**DIRECTIVE:**
All of the data below should be written out exactly.

* BEGIN THE RECORDS *

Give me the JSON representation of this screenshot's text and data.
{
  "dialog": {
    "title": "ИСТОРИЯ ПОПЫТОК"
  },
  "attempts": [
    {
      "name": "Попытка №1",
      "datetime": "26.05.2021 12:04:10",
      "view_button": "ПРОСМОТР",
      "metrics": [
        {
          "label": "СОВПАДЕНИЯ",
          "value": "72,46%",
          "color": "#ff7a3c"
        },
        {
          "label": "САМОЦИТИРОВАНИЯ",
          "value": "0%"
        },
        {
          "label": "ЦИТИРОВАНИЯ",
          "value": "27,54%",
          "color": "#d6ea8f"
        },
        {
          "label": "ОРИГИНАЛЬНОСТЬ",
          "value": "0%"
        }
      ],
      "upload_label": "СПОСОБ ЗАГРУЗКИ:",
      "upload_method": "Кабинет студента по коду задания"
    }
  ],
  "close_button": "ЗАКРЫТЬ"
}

* END THE RECORDS *

**WRITTEN SOLUTION:**
Give me the JSON representation of this screenshot's text and data.
{
  "dialog": {
    "title": "ИСТОРИЯ ПОПЫТОК"
  },
  "attempts": [
    {
      "name": "Попытка №1",
      "datetime": "26.05.2021 12:04:10",
      "view_button": "ПРОСМОТР",
      "metrics": [
        {
          "label": "СОВПАДЕНИЯ",
          "value": "72,46%",
          "color": "#ff7a3c"
        },
        {
          "label": "САМОЦИТИРОВАНИЯ",
          "value": "0%"
        },
        {
          "label": "ЦИТИРОВАНИЯ",
          "value": "27,54%",
          "color": "#d6ea8f"
        },
        {
          "label": "ОРИГИНАЛЬНОСТЬ",
          "value": "0%"
        }
      ],
      "upload_label": "СПОСОБ ЗАГРУЗКИ:",
      "upload_method": "Кабинет студента по коду задания"
    }
  ],
  "close_button": "ЗАКРЫТЬ"
}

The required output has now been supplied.